■ **PROBLEM REQUIREMENTS**
Switch "fancy-loom" to "weaving loom" wherever it appears in the records below, change nothing else, and write out the lines again without the pictures.

--- EXCERPTED RECORDS ---

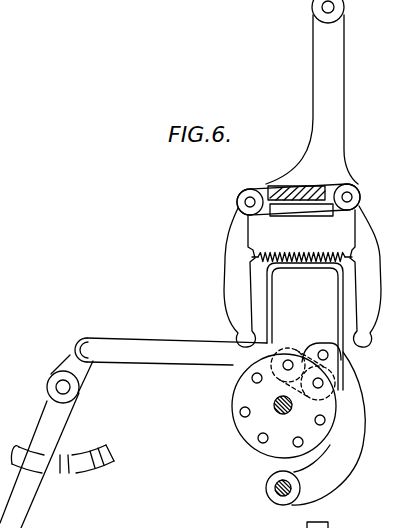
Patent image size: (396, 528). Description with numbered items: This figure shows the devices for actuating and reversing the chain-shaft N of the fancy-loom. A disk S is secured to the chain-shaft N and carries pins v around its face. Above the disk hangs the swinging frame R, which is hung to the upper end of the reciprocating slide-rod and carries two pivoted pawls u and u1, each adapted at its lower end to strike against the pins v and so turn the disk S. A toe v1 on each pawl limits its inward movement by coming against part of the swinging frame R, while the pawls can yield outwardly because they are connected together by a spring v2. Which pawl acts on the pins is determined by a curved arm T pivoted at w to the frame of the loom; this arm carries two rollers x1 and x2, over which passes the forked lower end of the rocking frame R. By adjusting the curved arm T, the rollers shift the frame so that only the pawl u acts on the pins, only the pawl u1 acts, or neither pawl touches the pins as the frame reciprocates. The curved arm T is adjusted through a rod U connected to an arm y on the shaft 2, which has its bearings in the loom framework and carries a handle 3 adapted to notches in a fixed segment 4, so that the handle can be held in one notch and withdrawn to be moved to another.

The swinging frame R is at (312, 92).
The pawl u is at (250, 255).
The pawl u1 is at (355, 258).
The toe v1 is at (270, 212).
The spring v2 is at (302, 322).
The rod U is at (171, 345).
The arm y is at (72, 360).
The shaft 2 is at (56, 387).
The handle 3 is at (27, 502).
The fixed segment 4 is at (68, 456).
The disk S is at (234, 395).
The chain-shaft N is at (283, 415).
The pins v is at (250, 412).
The roller x1 is at (332, 343).
The roller x2 is at (303, 374).
The curved arm T is at (328, 428).
The pivot w is at (267, 490).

---

■ **RESULT**
Patent image size: (396, 528). Description with numbered items: This figure shows the devices for actuating and reversing the chain-shaft N of the weaving loom. A disk S is secured to the chain-shaft N and carries pins v around its face. Above the disk hangs the swinging frame R, which is hung to the upper end of the reciprocating slide-rod and carries two pivoted pawls u and u1, each adapted at its lower end to strike against the pins v and so turn the disk S. A toe v1 on each pawl limits its inward movement by coming against part of the swinging frame R, while the pawls can yield outwardly because they are connected together by a spring v2. Which pawl acts on the pins is determined by a curved arm T pivoted at w to the frame of the loom; this arm carries two rollers x1 and x2, over which passes the forked lower end of the rocking frame R. By adjusting the curved arm T, the rollers shift the frame so that only the pawl u acts on the pins, only the pawl u1 acts, or neither pawl touches the pins as the frame reciprocates. The curved arm T is adjusted through a rod U connected to an arm y on the shaft 2, which has its bearings in the loom framework and carries a handle 3 adapted to notches in a fixed segment 4, so that the handle can be held in one notch and withdrawn to be moved to another.

The swinging frame R is at (312, 92).
The pawl u is at (250, 255).
The pawl u1 is at (355, 258).
The toe v1 is at (270, 212).
The spring v2 is at (302, 322).
The rod U is at (171, 345).
The arm y is at (72, 360).
The shaft 2 is at (56, 387).
The handle 3 is at (27, 502).
The fixed segment 4 is at (68, 456).
The disk S is at (234, 395).
The chain-shaft N is at (283, 415).
The pins v is at (250, 412).
The roller x1 is at (332, 343).
The roller x2 is at (303, 374).
The curved arm T is at (328, 428).
The pivot w is at (267, 490).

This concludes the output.